EXERCISE: Count how many lines of the material below have the word "Existing" and give only the number.

SUPPLIED DATA:
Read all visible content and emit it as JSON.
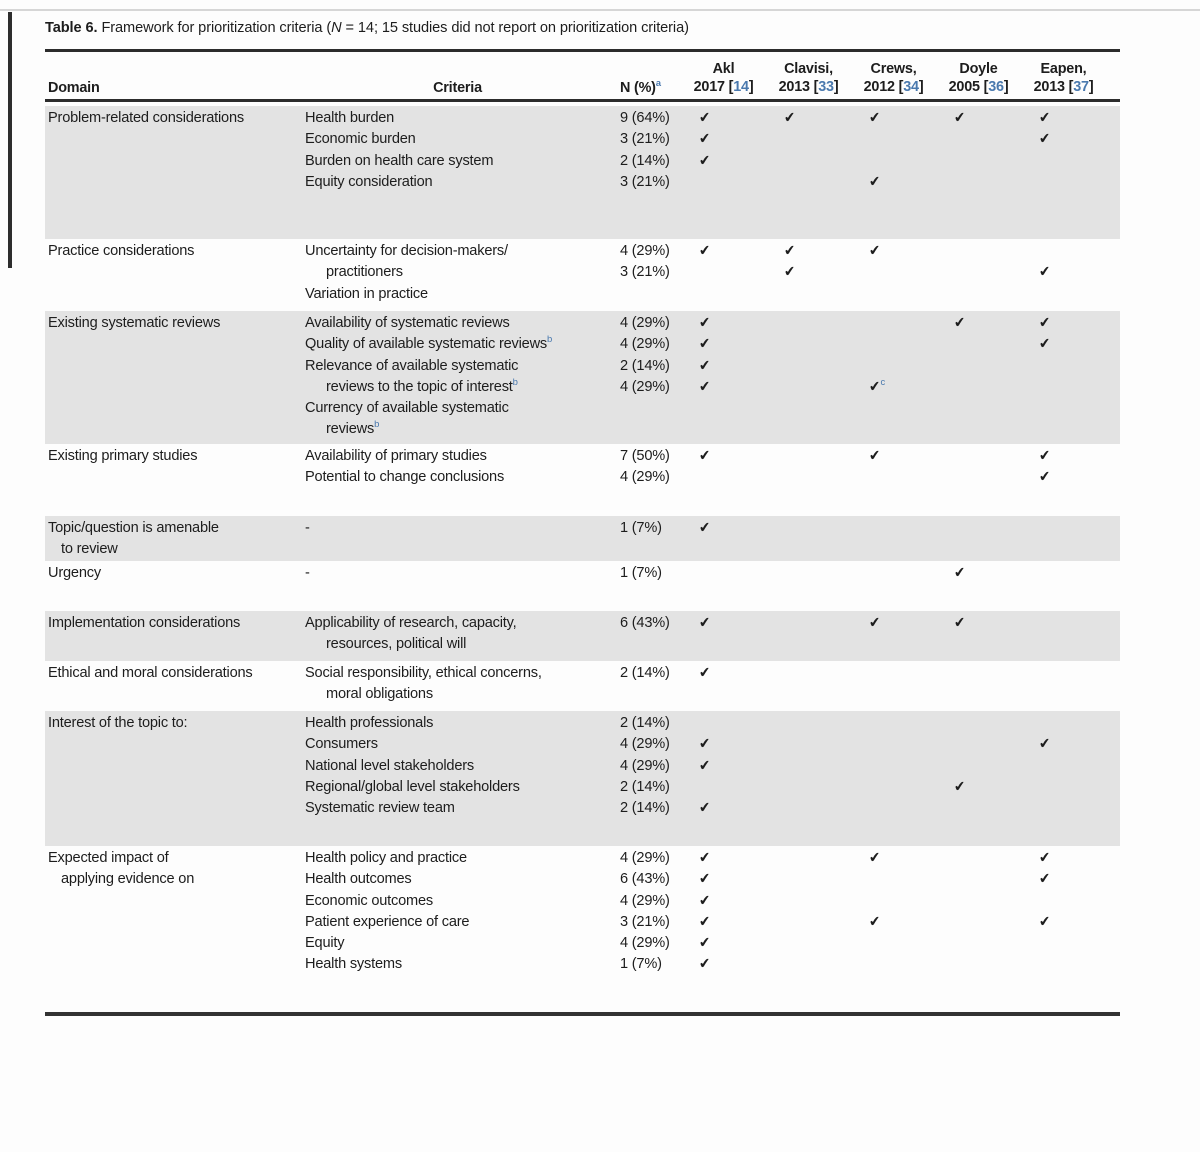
{
  "caption": {
    "label": "Table 6.",
    "text_pre": "Framework for prioritization criteria (",
    "n_italic": "N",
    "text_post": " = 14; 15 studies did not report on prioritization criteria)"
  },
  "header": {
    "domain": "Domain",
    "criteria": "Criteria",
    "n_label": "N (%)",
    "n_sup": "a",
    "studies": [
      {
        "name": "Akl",
        "year_pre": "2017 [",
        "ref": "14",
        "year_post": "]"
      },
      {
        "name": "Clavisi,",
        "year_pre": "2013 [",
        "ref": "33",
        "year_post": "]"
      },
      {
        "name": "Crews,",
        "year_pre": "2012 [",
        "ref": "34",
        "year_post": "]"
      },
      {
        "name": "Doyle",
        "year_pre": "2005 [",
        "ref": "36",
        "year_post": "]"
      },
      {
        "name": "Eapen,",
        "year_pre": "2013 [",
        "ref": "37",
        "year_post": "]"
      }
    ]
  },
  "icons": {
    "check_glyph": "✔"
  },
  "colors": {
    "accent_blue": "#4a79ae",
    "band_gray": "#e3e3e3"
  },
  "groups": [
    {
      "shaded": true,
      "lines": [
        {
          "domain": "Problem-related considerations",
          "criteria": "Health burden",
          "n": "9 (64%)",
          "checks": [
            1,
            1,
            1,
            1,
            1
          ]
        },
        {
          "criteria": "Economic burden",
          "n": "3 (21%)",
          "checks": [
            1,
            0,
            0,
            0,
            1
          ]
        },
        {
          "criteria": "Burden on health care system",
          "n": "2 (14%)",
          "checks": [
            1,
            0,
            0,
            0,
            0
          ]
        },
        {
          "criteria": "Equity consideration",
          "n": "3 (21%)",
          "checks": [
            0,
            0,
            1,
            0,
            0
          ]
        }
      ]
    },
    {
      "shaded": false,
      "lines": [
        {
          "domain": "Practice considerations",
          "criteria": "Uncertainty for decision-makers/",
          "n": "4 (29%)",
          "checks": [
            1,
            1,
            1,
            0,
            0
          ]
        },
        {
          "criteria": "practitioners",
          "criteria_indent": true,
          "n": "3 (21%)",
          "checks": [
            0,
            1,
            0,
            0,
            1
          ]
        },
        {
          "criteria": "Variation in practice",
          "checks": [
            0,
            0,
            0,
            0,
            0
          ]
        }
      ]
    },
    {
      "shaded": true,
      "lines": [
        {
          "domain": "Existing systematic reviews",
          "criteria": "Availability of systematic reviews",
          "n": "4 (29%)",
          "checks": [
            1,
            0,
            0,
            1,
            1
          ]
        },
        {
          "criteria": "Quality of available systematic reviews",
          "criteria_sup": "b",
          "n": "4 (29%)",
          "checks": [
            1,
            0,
            0,
            0,
            1
          ]
        },
        {
          "criteria": "Relevance of available systematic",
          "n": "2 (14%)",
          "checks": [
            1,
            0,
            0,
            0,
            0
          ]
        },
        {
          "criteria": "reviews to the topic of interest",
          "criteria_sup": "b",
          "criteria_indent": true,
          "n": "4 (29%)",
          "checks": [
            1,
            0,
            "c",
            0,
            0
          ]
        },
        {
          "criteria": "Currency of available systematic",
          "checks": [
            0,
            0,
            0,
            0,
            0
          ]
        },
        {
          "criteria": "reviews",
          "criteria_sup": "b",
          "criteria_indent": true,
          "checks": [
            0,
            0,
            0,
            0,
            0
          ]
        }
      ]
    },
    {
      "shaded": false,
      "lines": [
        {
          "domain": "Existing primary studies",
          "criteria": "Availability of primary studies",
          "n": "7 (50%)",
          "checks": [
            1,
            0,
            1,
            0,
            1
          ]
        },
        {
          "criteria": "Potential to change conclusions",
          "n": "4 (29%)",
          "checks": [
            0,
            0,
            0,
            0,
            1
          ]
        }
      ]
    },
    {
      "shaded": true,
      "lines": [
        {
          "domain": "Topic/question is amenable",
          "criteria": "-",
          "n": "1 (7%)",
          "checks": [
            1,
            0,
            0,
            0,
            0
          ]
        },
        {
          "domain": "to review",
          "domain_indent": true
        }
      ]
    },
    {
      "shaded": false,
      "lines": [
        {
          "domain": "Urgency",
          "criteria": "-",
          "n": "1 (7%)",
          "checks": [
            0,
            0,
            0,
            1,
            0
          ]
        }
      ]
    },
    {
      "shaded": true,
      "lines": [
        {
          "domain": "Implementation considerations",
          "criteria": "Applicability of research, capacity,",
          "n": "6 (43%)",
          "checks": [
            1,
            0,
            1,
            1,
            0
          ]
        },
        {
          "criteria": "resources, political will",
          "criteria_indent": true
        }
      ]
    },
    {
      "shaded": false,
      "lines": [
        {
          "domain": "Ethical and moral considerations",
          "criteria": "Social responsibility, ethical concerns,",
          "n": "2 (14%)",
          "checks": [
            1,
            0,
            0,
            0,
            0
          ]
        },
        {
          "criteria": "moral obligations",
          "criteria_indent": true
        }
      ]
    },
    {
      "shaded": true,
      "lines": [
        {
          "domain": "Interest of the topic to:",
          "criteria": "Health professionals",
          "n": "2 (14%)",
          "checks": [
            0,
            0,
            0,
            0,
            0
          ]
        },
        {
          "criteria": "Consumers",
          "n": "4 (29%)",
          "checks": [
            1,
            0,
            0,
            0,
            1
          ]
        },
        {
          "criteria": "National level stakeholders",
          "n": "4 (29%)",
          "checks": [
            1,
            0,
            0,
            0,
            0
          ]
        },
        {
          "criteria": "Regional/global level stakeholders",
          "n": "2 (14%)",
          "checks": [
            0,
            0,
            0,
            1,
            0
          ]
        },
        {
          "criteria": "Systematic review team",
          "n": "2 (14%)",
          "checks": [
            1,
            0,
            0,
            0,
            0
          ]
        }
      ]
    },
    {
      "shaded": false,
      "lines": [
        {
          "domain": "Expected impact of",
          "criteria": "Health policy and practice",
          "n": "4 (29%)",
          "checks": [
            1,
            0,
            1,
            0,
            1
          ]
        },
        {
          "domain": "applying evidence on",
          "domain_indent": true,
          "criteria": "Health outcomes",
          "n": "6 (43%)",
          "checks": [
            1,
            0,
            0,
            0,
            1
          ]
        },
        {
          "criteria": "Economic outcomes",
          "n": "4 (29%)",
          "checks": [
            1,
            0,
            0,
            0,
            0
          ]
        },
        {
          "criteria": "Patient experience of care",
          "n": "3 (21%)",
          "checks": [
            1,
            0,
            1,
            0,
            1
          ]
        },
        {
          "criteria": "Equity",
          "n": "4 (29%)",
          "checks": [
            1,
            0,
            0,
            0,
            0
          ]
        },
        {
          "criteria": "Health systems",
          "n": "1 (7%)",
          "checks": [
            1,
            0,
            0,
            0,
            0
          ]
        }
      ]
    }
  ]
}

COMPLETE RESPONSE: 2